## START DATA SHOWN
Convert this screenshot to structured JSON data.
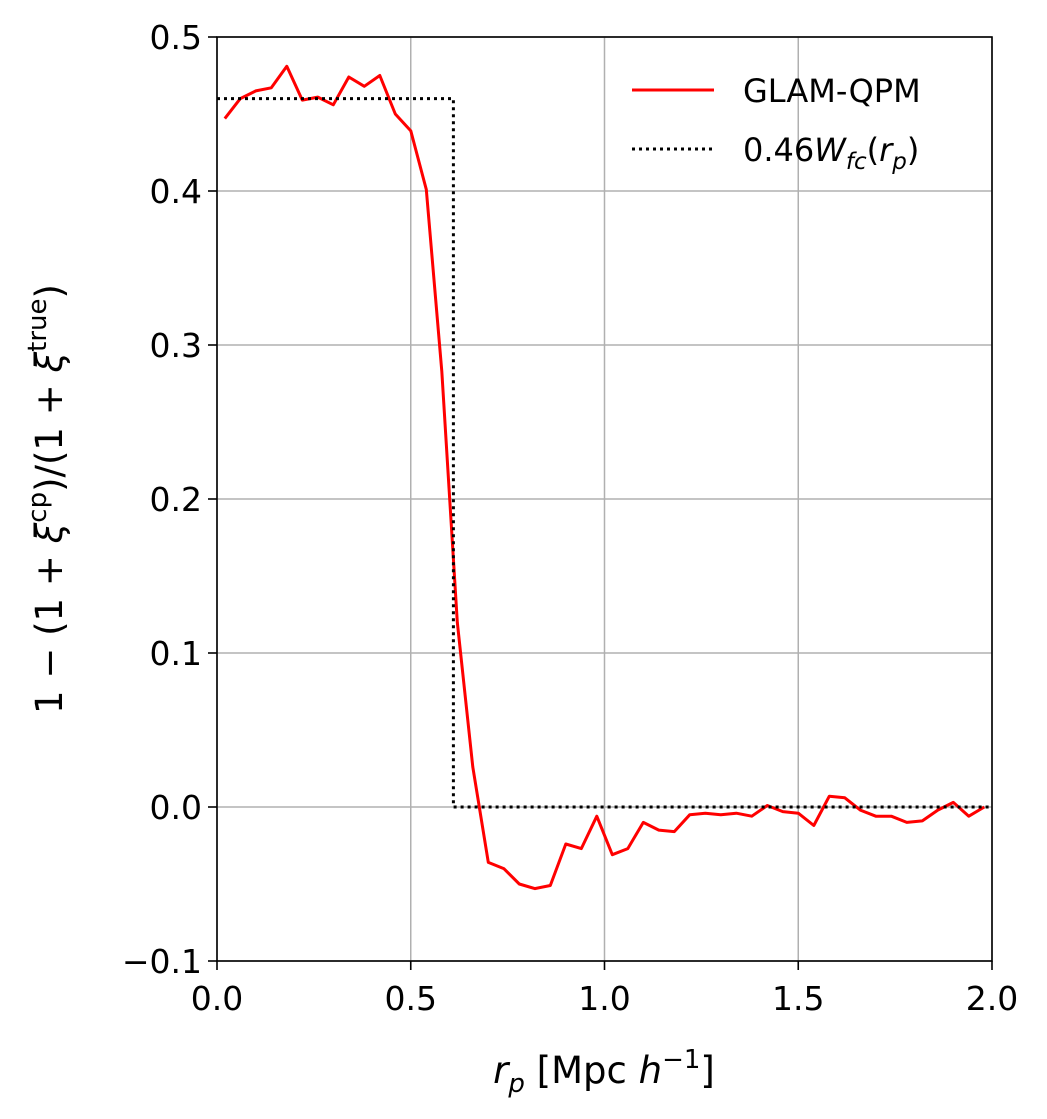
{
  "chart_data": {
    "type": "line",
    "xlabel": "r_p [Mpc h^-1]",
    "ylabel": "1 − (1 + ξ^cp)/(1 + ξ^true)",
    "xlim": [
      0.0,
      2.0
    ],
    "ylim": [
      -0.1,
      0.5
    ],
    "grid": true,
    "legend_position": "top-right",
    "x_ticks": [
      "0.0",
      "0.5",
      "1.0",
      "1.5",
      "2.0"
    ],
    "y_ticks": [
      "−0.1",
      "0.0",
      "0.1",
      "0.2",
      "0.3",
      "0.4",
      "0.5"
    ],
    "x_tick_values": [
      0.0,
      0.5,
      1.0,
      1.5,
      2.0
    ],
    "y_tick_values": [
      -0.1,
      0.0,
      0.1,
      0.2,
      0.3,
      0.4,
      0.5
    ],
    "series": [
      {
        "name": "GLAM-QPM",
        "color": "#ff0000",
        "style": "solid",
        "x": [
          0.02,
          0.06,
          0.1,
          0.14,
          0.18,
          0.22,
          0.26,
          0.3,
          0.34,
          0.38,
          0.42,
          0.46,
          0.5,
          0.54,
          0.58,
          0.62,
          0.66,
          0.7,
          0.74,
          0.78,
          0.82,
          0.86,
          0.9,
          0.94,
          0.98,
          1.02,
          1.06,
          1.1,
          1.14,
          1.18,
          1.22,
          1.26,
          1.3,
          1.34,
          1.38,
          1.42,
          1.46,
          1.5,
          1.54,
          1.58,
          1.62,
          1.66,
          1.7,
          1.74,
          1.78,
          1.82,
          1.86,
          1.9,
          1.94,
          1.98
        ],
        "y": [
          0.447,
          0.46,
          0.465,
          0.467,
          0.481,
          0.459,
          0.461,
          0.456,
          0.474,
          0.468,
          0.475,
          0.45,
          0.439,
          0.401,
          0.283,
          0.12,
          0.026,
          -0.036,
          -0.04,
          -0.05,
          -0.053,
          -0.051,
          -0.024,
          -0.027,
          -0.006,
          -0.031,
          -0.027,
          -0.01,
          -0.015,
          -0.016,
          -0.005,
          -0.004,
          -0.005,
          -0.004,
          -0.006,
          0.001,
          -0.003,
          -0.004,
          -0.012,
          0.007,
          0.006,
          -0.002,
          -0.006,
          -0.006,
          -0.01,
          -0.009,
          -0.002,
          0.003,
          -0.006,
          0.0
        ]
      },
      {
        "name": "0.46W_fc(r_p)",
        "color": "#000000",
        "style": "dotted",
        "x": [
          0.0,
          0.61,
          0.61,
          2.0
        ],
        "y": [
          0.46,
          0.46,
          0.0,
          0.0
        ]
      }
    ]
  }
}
## END DATA SHOWN
• PROBLEM DETAILS:
Pictures are to be left out; all else in the entries above is to be quoted exactly.

• THE COMPLETED TASK:
Convert this screenshot to structured JSON data.
{
  "chart_data": {
    "type": "line",
    "xlabel": "r_p [Mpc h^-1]",
    "ylabel": "1 − (1 + ξ^cp)/(1 + ξ^true)",
    "xlim": [
      0.0,
      2.0
    ],
    "ylim": [
      -0.1,
      0.5
    ],
    "grid": true,
    "legend_position": "top-right",
    "x_ticks": [
      "0.0",
      "0.5",
      "1.0",
      "1.5",
      "2.0"
    ],
    "y_ticks": [
      "−0.1",
      "0.0",
      "0.1",
      "0.2",
      "0.3",
      "0.4",
      "0.5"
    ],
    "x_tick_values": [
      0.0,
      0.5,
      1.0,
      1.5,
      2.0
    ],
    "y_tick_values": [
      -0.1,
      0.0,
      0.1,
      0.2,
      0.3,
      0.4,
      0.5
    ],
    "series": [
      {
        "name": "GLAM-QPM",
        "color": "#ff0000",
        "style": "solid",
        "x": [
          0.02,
          0.06,
          0.1,
          0.14,
          0.18,
          0.22,
          0.26,
          0.3,
          0.34,
          0.38,
          0.42,
          0.46,
          0.5,
          0.54,
          0.58,
          0.62,
          0.66,
          0.7,
          0.74,
          0.78,
          0.82,
          0.86,
          0.9,
          0.94,
          0.98,
          1.02,
          1.06,
          1.1,
          1.14,
          1.18,
          1.22,
          1.26,
          1.3,
          1.34,
          1.38,
          1.42,
          1.46,
          1.5,
          1.54,
          1.58,
          1.62,
          1.66,
          1.7,
          1.74,
          1.78,
          1.82,
          1.86,
          1.9,
          1.94,
          1.98
        ],
        "y": [
          0.447,
          0.46,
          0.465,
          0.467,
          0.481,
          0.459,
          0.461,
          0.456,
          0.474,
          0.468,
          0.475,
          0.45,
          0.439,
          0.401,
          0.283,
          0.12,
          0.026,
          -0.036,
          -0.04,
          -0.05,
          -0.053,
          -0.051,
          -0.024,
          -0.027,
          -0.006,
          -0.031,
          -0.027,
          -0.01,
          -0.015,
          -0.016,
          -0.005,
          -0.004,
          -0.005,
          -0.004,
          -0.006,
          0.001,
          -0.003,
          -0.004,
          -0.012,
          0.007,
          0.006,
          -0.002,
          -0.006,
          -0.006,
          -0.01,
          -0.009,
          -0.002,
          0.003,
          -0.006,
          0.0
        ]
      },
      {
        "name": "0.46W_fc(r_p)",
        "color": "#000000",
        "style": "dotted",
        "x": [
          0.0,
          0.61,
          0.61,
          2.0
        ],
        "y": [
          0.46,
          0.46,
          0.0,
          0.0
        ]
      }
    ]
  }
}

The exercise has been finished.